EXERCISE AIM> Restate all of the entries exactly, dropping any pictures they hold.

>> begin SUPPLIED MATERIAL

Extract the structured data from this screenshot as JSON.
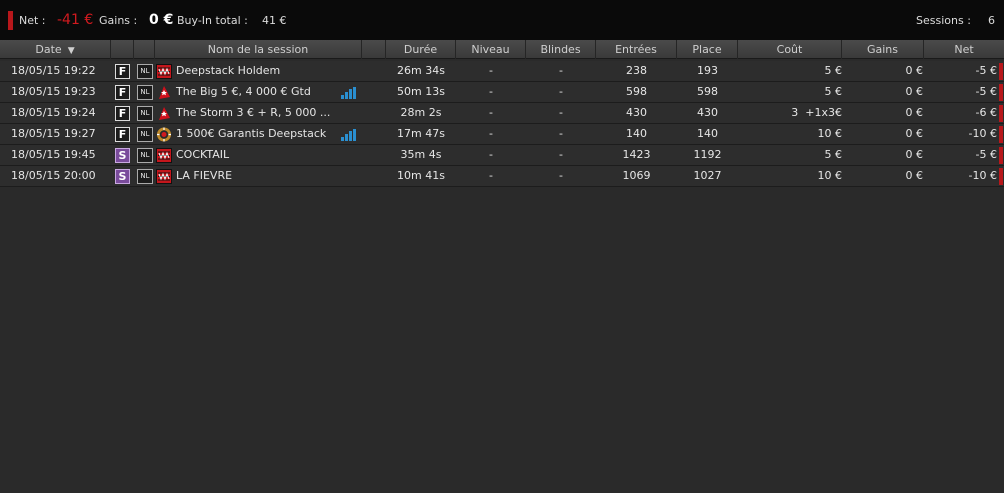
{
  "summary": {
    "net_label": "Net :",
    "net_value": "-41 €",
    "gains_label": "Gains :",
    "gains_value": "0 €",
    "buyin_label": "Buy-In total :",
    "buyin_value": "41 €",
    "sessions_label": "Sessions :",
    "sessions_value": "6"
  },
  "columns": {
    "date": "Date",
    "name": "Nom de la session",
    "duration": "Durée",
    "level": "Niveau",
    "blinds": "Blindes",
    "entries": "Entrées",
    "place": "Place",
    "cost": "Coût",
    "gains": "Gains",
    "net": "Net"
  },
  "sort_indicator": "▼",
  "colors": {
    "negative": "#d21a1f",
    "marker": "#b8171b",
    "badge_s": "#7a4b9c",
    "bars": "#2a8fd0"
  },
  "rows": [
    {
      "date": "18/05/15 19:22",
      "type": "F",
      "limit": "NL",
      "room_icon": "winamax-icon",
      "name": "Deepstack Holdem",
      "bars": false,
      "duration": "26m 34s",
      "level": "-",
      "blinds": "-",
      "entries": "238",
      "place": "193",
      "cost": "5 €",
      "gains": "0 €",
      "net": "-5 €"
    },
    {
      "date": "18/05/15 19:23",
      "type": "F",
      "limit": "NL",
      "room_icon": "pokerstars-icon",
      "name": "The Big 5 €, 4 000 € Gtd",
      "bars": true,
      "duration": "50m 13s",
      "level": "-",
      "blinds": "-",
      "entries": "598",
      "place": "598",
      "cost": "5 €",
      "gains": "0 €",
      "net": "-5 €"
    },
    {
      "date": "18/05/15 19:24",
      "type": "F",
      "limit": "NL",
      "room_icon": "pokerstars-icon",
      "name": "The Storm 3 € + R, 5 000 ...",
      "bars": false,
      "duration": "28m 2s",
      "level": "-",
      "blinds": "-",
      "entries": "430",
      "place": "430",
      "cost": "3  +1x3€",
      "gains": "0 €",
      "net": "-6 €"
    },
    {
      "date": "18/05/15 19:27",
      "type": "F",
      "limit": "NL",
      "room_icon": "poker-chip-icon",
      "name": "1 500€ Garantis Deepstack",
      "bars": true,
      "duration": "17m 47s",
      "level": "-",
      "blinds": "-",
      "entries": "140",
      "place": "140",
      "cost": "10 €",
      "gains": "0 €",
      "net": "-10 €"
    },
    {
      "date": "18/05/15 19:45",
      "type": "S",
      "limit": "NL",
      "room_icon": "winamax-icon",
      "name": "COCKTAIL",
      "bars": false,
      "duration": "35m 4s",
      "level": "-",
      "blinds": "-",
      "entries": "1423",
      "place": "1192",
      "cost": "5 €",
      "gains": "0 €",
      "net": "-5 €"
    },
    {
      "date": "18/05/15 20:00",
      "type": "S",
      "limit": "NL",
      "room_icon": "winamax-icon",
      "name": "LA FIEVRE",
      "bars": false,
      "duration": "10m 41s",
      "level": "-",
      "blinds": "-",
      "entries": "1069",
      "place": "1027",
      "cost": "10 €",
      "gains": "0 €",
      "net": "-10 €"
    }
  ]
}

>> end SUPPLIED MATERIAL

SOLUTION TO THIS EXERCISE>
Extract the structured data from this screenshot as JSON.
{
  "summary": {
    "net_label": "Net :",
    "net_value": "-41 €",
    "gains_label": "Gains :",
    "gains_value": "0 €",
    "buyin_label": "Buy-In total :",
    "buyin_value": "41 €",
    "sessions_label": "Sessions :",
    "sessions_value": "6"
  },
  "columns": {
    "date": "Date",
    "name": "Nom de la session",
    "duration": "Durée",
    "level": "Niveau",
    "blinds": "Blindes",
    "entries": "Entrées",
    "place": "Place",
    "cost": "Coût",
    "gains": "Gains",
    "net": "Net"
  },
  "sort_indicator": "▼",
  "colors": {
    "negative": "#d21a1f",
    "marker": "#b8171b",
    "badge_s": "#7a4b9c",
    "bars": "#2a8fd0"
  },
  "rows": [
    {
      "date": "18/05/15 19:22",
      "type": "F",
      "limit": "NL",
      "room_icon": "winamax-icon",
      "name": "Deepstack Holdem",
      "bars": false,
      "duration": "26m 34s",
      "level": "-",
      "blinds": "-",
      "entries": "238",
      "place": "193",
      "cost": "5 €",
      "gains": "0 €",
      "net": "-5 €"
    },
    {
      "date": "18/05/15 19:23",
      "type": "F",
      "limit": "NL",
      "room_icon": "pokerstars-icon",
      "name": "The Big 5 €, 4 000 € Gtd",
      "bars": true,
      "duration": "50m 13s",
      "level": "-",
      "blinds": "-",
      "entries": "598",
      "place": "598",
      "cost": "5 €",
      "gains": "0 €",
      "net": "-5 €"
    },
    {
      "date": "18/05/15 19:24",
      "type": "F",
      "limit": "NL",
      "room_icon": "pokerstars-icon",
      "name": "The Storm 3 € + R, 5 000 ...",
      "bars": false,
      "duration": "28m 2s",
      "level": "-",
      "blinds": "-",
      "entries": "430",
      "place": "430",
      "cost": "3  +1x3€",
      "gains": "0 €",
      "net": "-6 €"
    },
    {
      "date": "18/05/15 19:27",
      "type": "F",
      "limit": "NL",
      "room_icon": "poker-chip-icon",
      "name": "1 500€ Garantis Deepstack",
      "bars": true,
      "duration": "17m 47s",
      "level": "-",
      "blinds": "-",
      "entries": "140",
      "place": "140",
      "cost": "10 €",
      "gains": "0 €",
      "net": "-10 €"
    },
    {
      "date": "18/05/15 19:45",
      "type": "S",
      "limit": "NL",
      "room_icon": "winamax-icon",
      "name": "COCKTAIL",
      "bars": false,
      "duration": "35m 4s",
      "level": "-",
      "blinds": "-",
      "entries": "1423",
      "place": "1192",
      "cost": "5 €",
      "gains": "0 €",
      "net": "-5 €"
    },
    {
      "date": "18/05/15 20:00",
      "type": "S",
      "limit": "NL",
      "room_icon": "winamax-icon",
      "name": "LA FIEVRE",
      "bars": false,
      "duration": "10m 41s",
      "level": "-",
      "blinds": "-",
      "entries": "1069",
      "place": "1027",
      "cost": "10 €",
      "gains": "0 €",
      "net": "-10 €"
    }
  ]
}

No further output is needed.